Stored data:
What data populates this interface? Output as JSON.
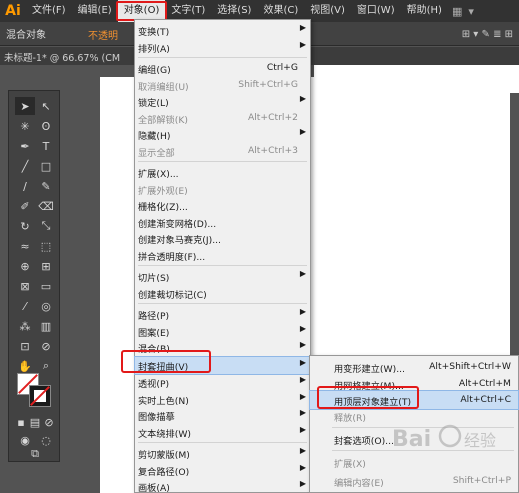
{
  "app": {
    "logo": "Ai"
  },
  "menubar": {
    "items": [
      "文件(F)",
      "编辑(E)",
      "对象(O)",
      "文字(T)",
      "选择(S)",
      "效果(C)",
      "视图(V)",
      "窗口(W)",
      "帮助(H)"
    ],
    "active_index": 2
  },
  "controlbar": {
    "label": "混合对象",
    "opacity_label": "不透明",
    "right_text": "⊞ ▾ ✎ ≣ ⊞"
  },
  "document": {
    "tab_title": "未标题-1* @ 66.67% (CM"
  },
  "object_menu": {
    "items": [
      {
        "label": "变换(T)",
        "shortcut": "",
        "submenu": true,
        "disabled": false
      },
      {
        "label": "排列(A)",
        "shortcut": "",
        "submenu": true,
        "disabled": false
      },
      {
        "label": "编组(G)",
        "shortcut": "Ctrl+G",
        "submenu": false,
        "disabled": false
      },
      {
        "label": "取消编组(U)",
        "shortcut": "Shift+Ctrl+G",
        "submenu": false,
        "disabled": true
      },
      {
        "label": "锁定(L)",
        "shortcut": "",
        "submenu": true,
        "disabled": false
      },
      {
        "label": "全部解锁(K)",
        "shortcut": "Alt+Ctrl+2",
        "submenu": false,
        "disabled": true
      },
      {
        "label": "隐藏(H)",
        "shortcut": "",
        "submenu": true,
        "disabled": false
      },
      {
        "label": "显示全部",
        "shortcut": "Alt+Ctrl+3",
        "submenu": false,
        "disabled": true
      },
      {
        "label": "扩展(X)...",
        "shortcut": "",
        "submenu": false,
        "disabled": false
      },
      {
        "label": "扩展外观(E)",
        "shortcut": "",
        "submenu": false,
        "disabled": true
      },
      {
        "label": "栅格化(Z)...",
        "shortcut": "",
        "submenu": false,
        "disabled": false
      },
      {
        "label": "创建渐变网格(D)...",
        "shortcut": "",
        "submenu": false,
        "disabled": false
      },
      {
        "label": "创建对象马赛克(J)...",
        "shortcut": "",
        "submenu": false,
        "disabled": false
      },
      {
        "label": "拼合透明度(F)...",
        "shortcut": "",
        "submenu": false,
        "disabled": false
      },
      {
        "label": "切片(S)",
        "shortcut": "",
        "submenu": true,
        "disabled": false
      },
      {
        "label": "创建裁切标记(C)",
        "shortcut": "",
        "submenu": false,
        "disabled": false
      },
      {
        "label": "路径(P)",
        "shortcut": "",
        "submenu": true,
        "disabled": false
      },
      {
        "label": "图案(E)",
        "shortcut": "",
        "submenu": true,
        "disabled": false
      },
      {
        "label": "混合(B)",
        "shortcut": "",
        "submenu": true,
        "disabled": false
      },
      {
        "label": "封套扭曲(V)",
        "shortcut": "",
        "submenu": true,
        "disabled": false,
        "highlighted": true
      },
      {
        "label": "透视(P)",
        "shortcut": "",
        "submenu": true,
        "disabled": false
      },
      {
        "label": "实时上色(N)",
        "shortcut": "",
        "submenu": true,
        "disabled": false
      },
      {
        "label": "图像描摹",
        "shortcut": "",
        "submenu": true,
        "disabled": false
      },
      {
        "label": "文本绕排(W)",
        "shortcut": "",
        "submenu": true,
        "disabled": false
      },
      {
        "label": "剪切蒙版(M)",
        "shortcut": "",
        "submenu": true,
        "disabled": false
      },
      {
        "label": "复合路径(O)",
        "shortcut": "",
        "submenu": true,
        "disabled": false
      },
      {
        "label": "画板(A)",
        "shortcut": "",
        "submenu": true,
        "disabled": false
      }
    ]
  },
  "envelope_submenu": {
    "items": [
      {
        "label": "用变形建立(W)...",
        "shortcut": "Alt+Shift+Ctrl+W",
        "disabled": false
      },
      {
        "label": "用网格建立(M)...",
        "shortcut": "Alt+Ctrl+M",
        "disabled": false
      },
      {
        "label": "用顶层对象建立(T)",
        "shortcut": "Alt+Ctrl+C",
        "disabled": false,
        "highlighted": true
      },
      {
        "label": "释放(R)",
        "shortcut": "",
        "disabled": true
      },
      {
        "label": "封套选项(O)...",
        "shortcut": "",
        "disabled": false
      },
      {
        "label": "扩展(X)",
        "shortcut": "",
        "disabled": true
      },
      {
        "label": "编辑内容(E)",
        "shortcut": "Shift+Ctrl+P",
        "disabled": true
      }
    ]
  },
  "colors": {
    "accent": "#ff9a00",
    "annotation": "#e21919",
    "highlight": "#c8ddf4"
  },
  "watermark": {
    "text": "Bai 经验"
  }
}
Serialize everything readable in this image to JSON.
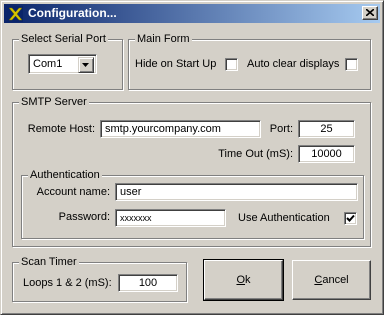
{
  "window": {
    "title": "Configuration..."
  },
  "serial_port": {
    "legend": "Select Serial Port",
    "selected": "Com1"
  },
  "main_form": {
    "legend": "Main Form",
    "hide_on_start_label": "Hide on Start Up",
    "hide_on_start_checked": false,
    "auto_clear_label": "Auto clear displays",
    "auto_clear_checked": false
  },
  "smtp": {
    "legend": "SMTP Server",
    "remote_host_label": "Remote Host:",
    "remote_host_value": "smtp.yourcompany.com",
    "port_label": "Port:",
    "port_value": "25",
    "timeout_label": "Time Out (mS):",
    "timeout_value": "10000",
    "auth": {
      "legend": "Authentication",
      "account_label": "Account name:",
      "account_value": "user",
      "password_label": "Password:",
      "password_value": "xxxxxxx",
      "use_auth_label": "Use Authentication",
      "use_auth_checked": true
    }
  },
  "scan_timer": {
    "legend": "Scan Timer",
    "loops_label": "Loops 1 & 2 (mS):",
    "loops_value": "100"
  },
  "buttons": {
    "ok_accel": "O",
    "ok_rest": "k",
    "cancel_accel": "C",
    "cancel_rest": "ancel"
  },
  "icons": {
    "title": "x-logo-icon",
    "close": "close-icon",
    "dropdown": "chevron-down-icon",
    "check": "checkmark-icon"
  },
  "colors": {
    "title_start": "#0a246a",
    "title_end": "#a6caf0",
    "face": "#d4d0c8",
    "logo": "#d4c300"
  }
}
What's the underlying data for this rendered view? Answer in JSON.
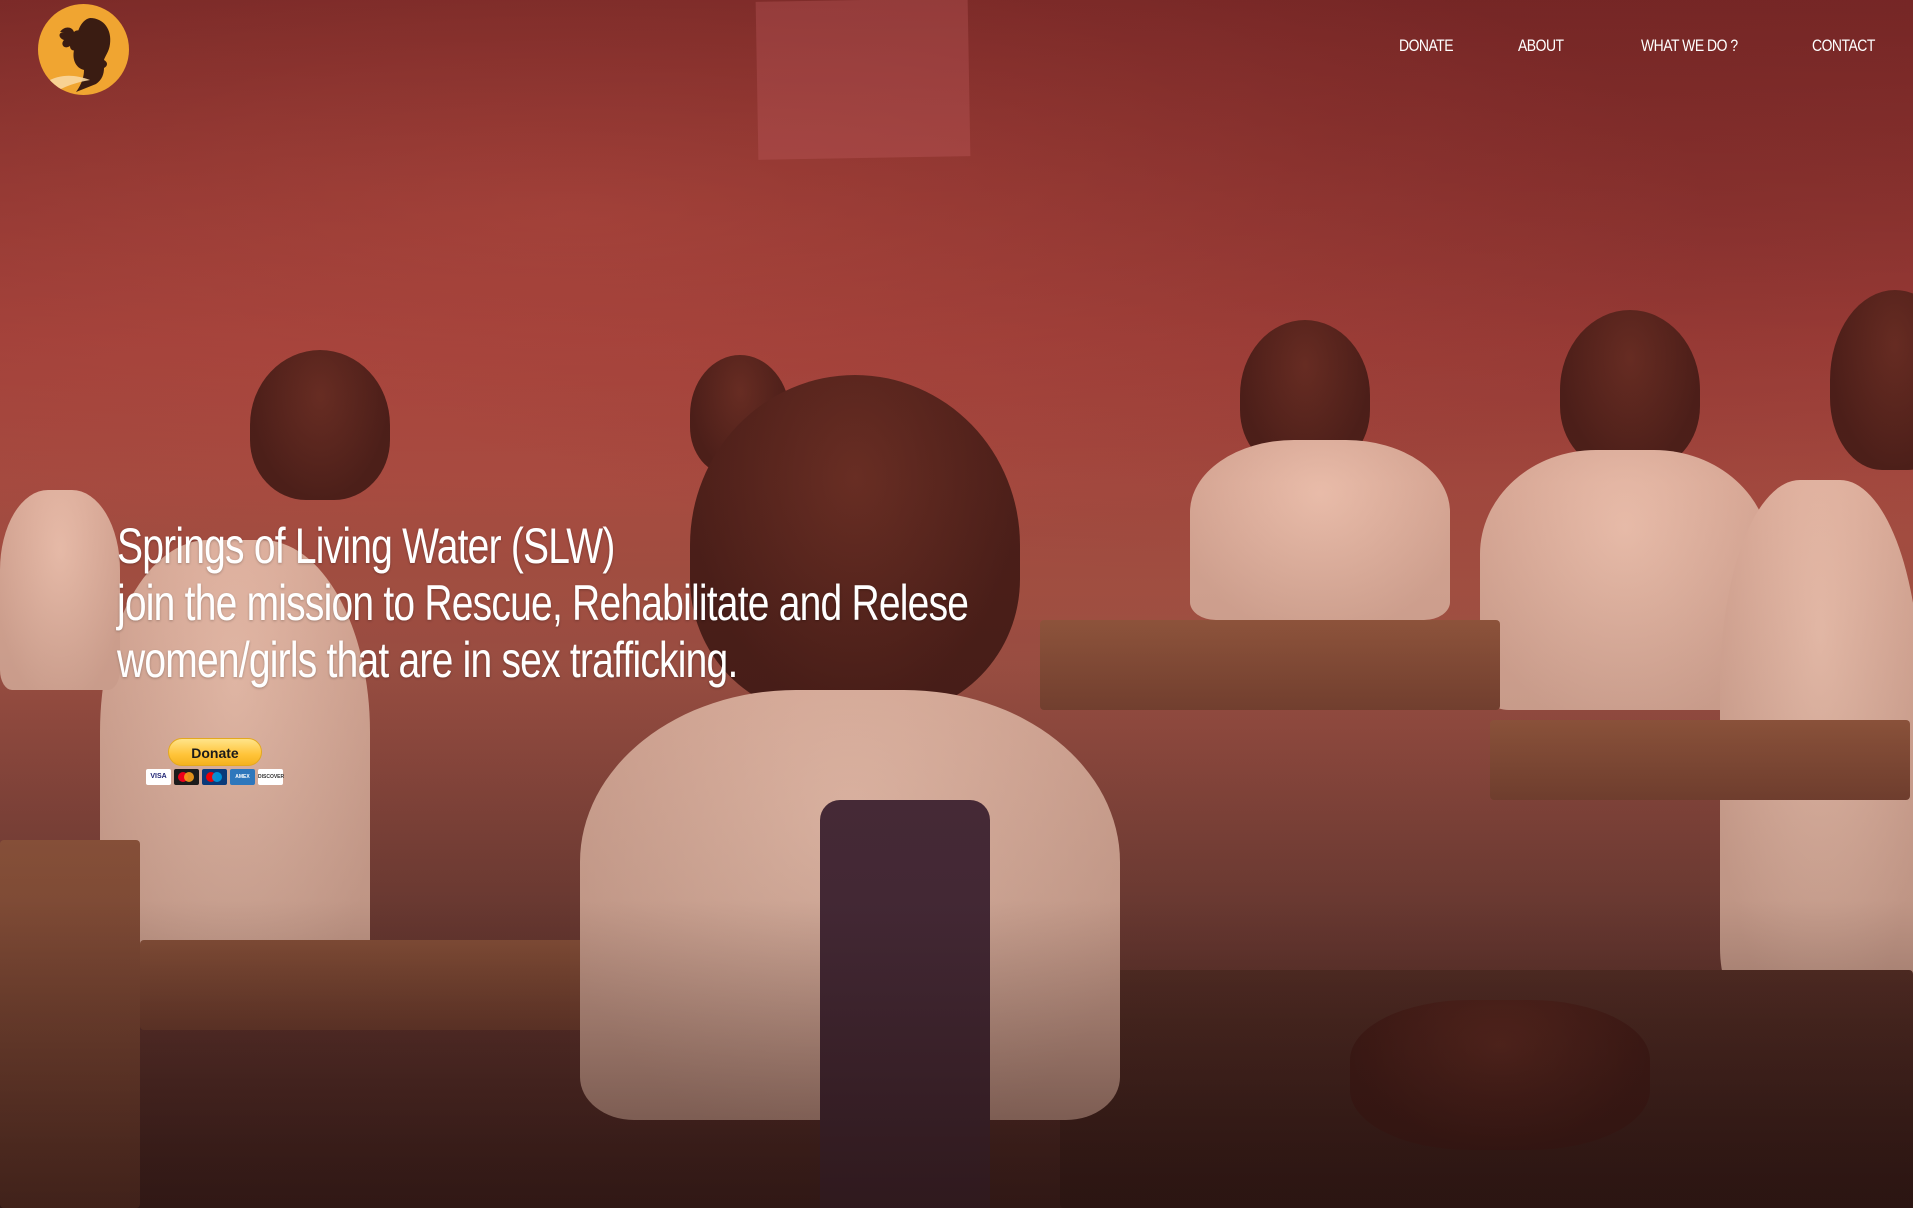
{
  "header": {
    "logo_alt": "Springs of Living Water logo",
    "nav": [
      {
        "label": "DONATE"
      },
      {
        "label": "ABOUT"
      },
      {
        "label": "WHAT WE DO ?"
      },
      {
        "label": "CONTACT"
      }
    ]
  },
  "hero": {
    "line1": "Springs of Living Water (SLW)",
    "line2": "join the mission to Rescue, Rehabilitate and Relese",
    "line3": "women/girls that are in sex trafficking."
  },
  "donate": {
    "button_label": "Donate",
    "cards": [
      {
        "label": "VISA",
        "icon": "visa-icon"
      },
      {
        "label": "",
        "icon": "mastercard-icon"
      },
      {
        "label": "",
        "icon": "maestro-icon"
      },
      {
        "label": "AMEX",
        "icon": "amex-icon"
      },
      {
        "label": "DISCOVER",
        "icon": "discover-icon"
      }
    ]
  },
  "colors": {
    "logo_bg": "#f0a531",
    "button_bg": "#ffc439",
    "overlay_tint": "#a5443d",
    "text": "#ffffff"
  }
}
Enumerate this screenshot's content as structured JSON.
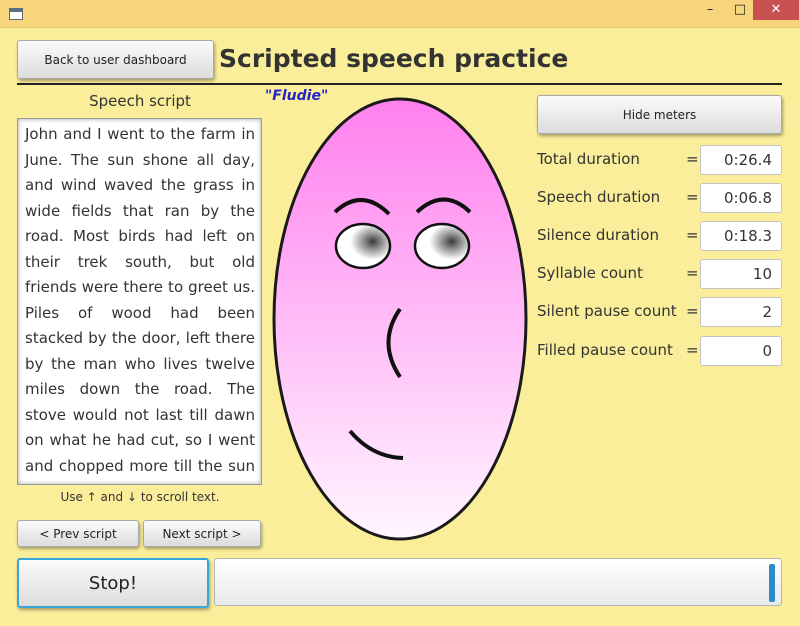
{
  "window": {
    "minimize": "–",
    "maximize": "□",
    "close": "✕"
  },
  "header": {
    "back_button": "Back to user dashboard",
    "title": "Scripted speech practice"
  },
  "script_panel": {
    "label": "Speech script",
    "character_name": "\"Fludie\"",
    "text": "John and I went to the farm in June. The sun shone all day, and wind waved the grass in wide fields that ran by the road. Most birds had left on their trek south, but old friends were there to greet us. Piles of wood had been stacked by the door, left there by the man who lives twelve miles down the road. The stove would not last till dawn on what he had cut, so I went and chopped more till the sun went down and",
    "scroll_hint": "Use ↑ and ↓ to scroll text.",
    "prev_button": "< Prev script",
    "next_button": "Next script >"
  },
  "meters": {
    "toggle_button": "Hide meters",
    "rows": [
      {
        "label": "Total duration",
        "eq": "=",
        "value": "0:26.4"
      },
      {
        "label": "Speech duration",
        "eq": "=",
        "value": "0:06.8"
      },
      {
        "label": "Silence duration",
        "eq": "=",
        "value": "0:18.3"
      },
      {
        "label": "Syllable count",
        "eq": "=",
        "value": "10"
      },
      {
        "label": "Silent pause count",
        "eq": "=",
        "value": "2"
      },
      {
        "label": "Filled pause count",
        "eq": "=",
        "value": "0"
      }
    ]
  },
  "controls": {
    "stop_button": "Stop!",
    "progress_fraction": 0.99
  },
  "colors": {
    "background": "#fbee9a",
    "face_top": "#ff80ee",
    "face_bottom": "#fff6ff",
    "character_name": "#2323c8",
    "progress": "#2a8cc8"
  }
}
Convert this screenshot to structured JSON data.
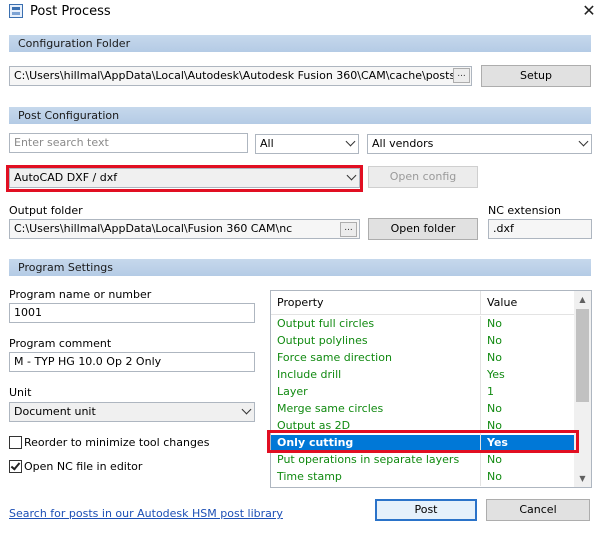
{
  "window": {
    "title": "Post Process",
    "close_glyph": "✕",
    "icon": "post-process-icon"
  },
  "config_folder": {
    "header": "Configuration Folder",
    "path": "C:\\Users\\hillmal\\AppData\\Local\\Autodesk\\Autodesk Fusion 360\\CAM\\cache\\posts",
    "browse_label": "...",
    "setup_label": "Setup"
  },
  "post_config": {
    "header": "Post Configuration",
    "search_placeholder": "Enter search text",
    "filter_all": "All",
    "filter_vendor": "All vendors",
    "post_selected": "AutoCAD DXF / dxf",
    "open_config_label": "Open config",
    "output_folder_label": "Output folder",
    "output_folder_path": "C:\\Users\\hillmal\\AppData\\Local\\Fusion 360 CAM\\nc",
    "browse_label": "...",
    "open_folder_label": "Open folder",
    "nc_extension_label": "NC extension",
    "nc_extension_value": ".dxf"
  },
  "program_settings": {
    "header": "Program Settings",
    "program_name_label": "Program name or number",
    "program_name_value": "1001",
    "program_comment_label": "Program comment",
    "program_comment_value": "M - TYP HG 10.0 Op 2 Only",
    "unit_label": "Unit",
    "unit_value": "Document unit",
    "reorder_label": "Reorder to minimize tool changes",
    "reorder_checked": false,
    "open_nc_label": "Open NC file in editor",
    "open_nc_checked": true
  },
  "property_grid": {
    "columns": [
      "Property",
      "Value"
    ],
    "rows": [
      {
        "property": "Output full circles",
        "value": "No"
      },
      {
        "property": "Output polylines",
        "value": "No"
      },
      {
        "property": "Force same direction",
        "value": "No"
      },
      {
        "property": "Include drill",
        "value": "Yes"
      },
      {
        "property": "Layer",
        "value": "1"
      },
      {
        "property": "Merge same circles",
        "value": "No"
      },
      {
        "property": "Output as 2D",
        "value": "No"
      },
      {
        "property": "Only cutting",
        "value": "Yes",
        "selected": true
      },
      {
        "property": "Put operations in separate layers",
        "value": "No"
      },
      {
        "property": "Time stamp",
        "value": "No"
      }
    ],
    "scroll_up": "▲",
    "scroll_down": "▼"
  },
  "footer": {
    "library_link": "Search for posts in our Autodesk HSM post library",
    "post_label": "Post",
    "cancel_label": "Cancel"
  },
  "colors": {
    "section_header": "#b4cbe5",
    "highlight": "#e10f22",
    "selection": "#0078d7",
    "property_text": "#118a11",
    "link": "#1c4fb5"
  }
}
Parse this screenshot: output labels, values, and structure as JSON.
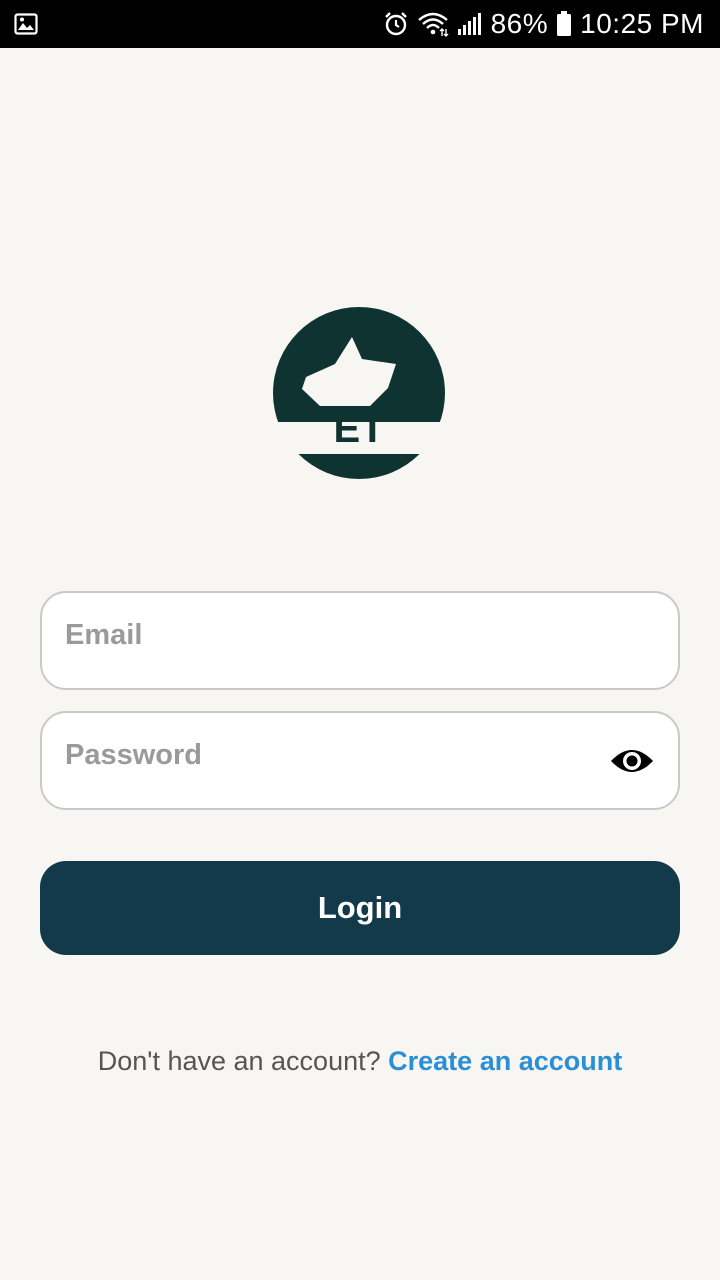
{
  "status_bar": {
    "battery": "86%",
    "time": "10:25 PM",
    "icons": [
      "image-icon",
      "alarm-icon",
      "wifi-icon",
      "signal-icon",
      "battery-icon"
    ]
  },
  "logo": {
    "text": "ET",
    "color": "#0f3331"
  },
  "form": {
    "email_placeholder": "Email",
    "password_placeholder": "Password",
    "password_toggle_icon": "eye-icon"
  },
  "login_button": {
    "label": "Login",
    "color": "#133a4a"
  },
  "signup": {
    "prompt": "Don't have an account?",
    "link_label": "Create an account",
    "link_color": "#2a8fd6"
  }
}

=== What this task involves ===
Gather, from the listing above, every line carrying the word "posts".

=== Reply to the exercise ===
    "path": "C:\\Users\\hillmal\\AppData\\Local\\Autodesk\\Autodesk Fusion 360\\CAM\\cache\\posts",
    "library_link": "Search for posts in our Autodesk HSM post library",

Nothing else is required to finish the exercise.